**EXERCISE DIRECTIONS**.
Each entry below should be reproduced character for character.

**THE RECORDS**.
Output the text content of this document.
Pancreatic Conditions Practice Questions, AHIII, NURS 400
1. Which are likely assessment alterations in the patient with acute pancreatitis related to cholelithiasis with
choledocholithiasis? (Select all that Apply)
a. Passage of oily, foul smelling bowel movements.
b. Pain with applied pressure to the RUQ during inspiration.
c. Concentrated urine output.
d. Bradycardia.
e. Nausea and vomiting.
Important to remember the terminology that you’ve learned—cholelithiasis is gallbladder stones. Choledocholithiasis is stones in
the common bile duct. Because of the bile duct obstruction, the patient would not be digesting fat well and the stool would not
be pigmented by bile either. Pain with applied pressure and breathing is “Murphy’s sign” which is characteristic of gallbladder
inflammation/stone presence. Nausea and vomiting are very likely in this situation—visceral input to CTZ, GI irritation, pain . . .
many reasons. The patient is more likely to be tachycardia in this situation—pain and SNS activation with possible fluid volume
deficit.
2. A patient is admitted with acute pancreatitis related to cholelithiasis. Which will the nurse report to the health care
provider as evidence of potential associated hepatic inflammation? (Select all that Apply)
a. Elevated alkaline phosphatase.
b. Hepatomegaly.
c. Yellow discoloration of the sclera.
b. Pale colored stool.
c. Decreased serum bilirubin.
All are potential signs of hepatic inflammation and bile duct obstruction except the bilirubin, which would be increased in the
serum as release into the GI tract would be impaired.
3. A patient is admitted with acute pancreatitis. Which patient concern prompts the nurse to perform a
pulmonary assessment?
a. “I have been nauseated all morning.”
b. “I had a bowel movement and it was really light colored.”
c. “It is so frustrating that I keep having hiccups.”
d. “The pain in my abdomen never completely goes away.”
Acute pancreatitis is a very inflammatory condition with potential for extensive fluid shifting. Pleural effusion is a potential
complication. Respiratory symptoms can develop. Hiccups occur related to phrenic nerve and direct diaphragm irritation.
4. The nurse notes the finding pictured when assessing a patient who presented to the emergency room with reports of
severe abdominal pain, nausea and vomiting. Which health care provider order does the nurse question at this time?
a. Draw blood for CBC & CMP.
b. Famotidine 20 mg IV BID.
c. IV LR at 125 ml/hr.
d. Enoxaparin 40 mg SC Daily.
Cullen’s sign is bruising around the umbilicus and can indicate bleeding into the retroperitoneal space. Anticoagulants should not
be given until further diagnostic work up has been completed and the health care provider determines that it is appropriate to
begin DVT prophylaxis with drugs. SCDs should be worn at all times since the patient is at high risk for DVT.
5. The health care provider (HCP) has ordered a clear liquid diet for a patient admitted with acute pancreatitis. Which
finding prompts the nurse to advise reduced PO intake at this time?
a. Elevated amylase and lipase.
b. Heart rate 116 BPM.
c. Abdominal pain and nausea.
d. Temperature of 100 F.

**EXERCISE RESULT**.
Output the text content of this document.
Pancreatic Conditions Practice Questions, AHIII, NURS 400
1. Which are likely assessment alterations in the patient with acute pancreatitis related to cholelithiasis with
choledocholithiasis? (Select all that Apply)
a. Passage of oily, foul smelling bowel movements.
b. Pain with applied pressure to the RUQ during inspiration.
c. Concentrated urine output.
d. Bradycardia.
e. Nausea and vomiting.
Important to remember the terminology that you’ve learned—cholelithiasis is gallbladder stones. Choledocholithiasis is stones in
the common bile duct. Because of the bile duct obstruction, the patient would not be digesting fat well and the stool would not
be pigmented by bile either. Pain with applied pressure and breathing is “Murphy’s sign” which is characteristic of gallbladder
inflammation/stone presence. Nausea and vomiting are very likely in this situation—visceral input to CTZ, GI irritation, pain . . .
many reasons. The patient is more likely to be tachycardia in this situation—pain and SNS activation with possible fluid volume
deficit.
2. A patient is admitted with acute pancreatitis related to cholelithiasis. Which will the nurse report to the health care
provider as evidence of potential associated hepatic inflammation? (Select all that Apply)
a. Elevated alkaline phosphatase.
b. Hepatomegaly.
c. Yellow discoloration of the sclera.
b. Pale colored stool.
c. Decreased serum bilirubin.
All are potential signs of hepatic inflammation and bile duct obstruction except the bilirubin, which would be increased in the
serum as release into the GI tract would be impaired.
3. A patient is admitted with acute pancreatitis. Which patient concern prompts the nurse to perform a
pulmonary assessment?
a. “I have been nauseated all morning.”
b. “I had a bowel movement and it was really light colored.”
c. “It is so frustrating that I keep having hiccups.”
d. “The pain in my abdomen never completely goes away.”
Acute pancreatitis is a very inflammatory condition with potential for extensive fluid shifting. Pleural effusion is a potential
complication. Respiratory symptoms can develop. Hiccups occur related to phrenic nerve and direct diaphragm irritation.
4. The nurse notes the finding pictured when assessing a patient who presented to the emergency room with reports of
severe abdominal pain, nausea and vomiting. Which health care provider order does the nurse question at this time?
a. Draw blood for CBC & CMP.
b. Famotidine 20 mg IV BID.
c. IV LR at 125 ml/hr.
d. Enoxaparin 40 mg SC Daily.
Cullen’s sign is bruising around the umbilicus and can indicate bleeding into the retroperitoneal space. Anticoagulants should not
be given until further diagnostic work up has been completed and the health care provider determines that it is appropriate to
begin DVT prophylaxis with drugs. SCDs should be worn at all times since the patient is at high risk for DVT.
5. The health care provider (HCP) has ordered a clear liquid diet for a patient admitted with acute pancreatitis. Which
finding prompts the nurse to advise reduced PO intake at this time?
a. Elevated amylase and lipase.
b. Heart rate 116 BPM.
c. Abdominal pain and nausea.
d. Temperature of 100 F.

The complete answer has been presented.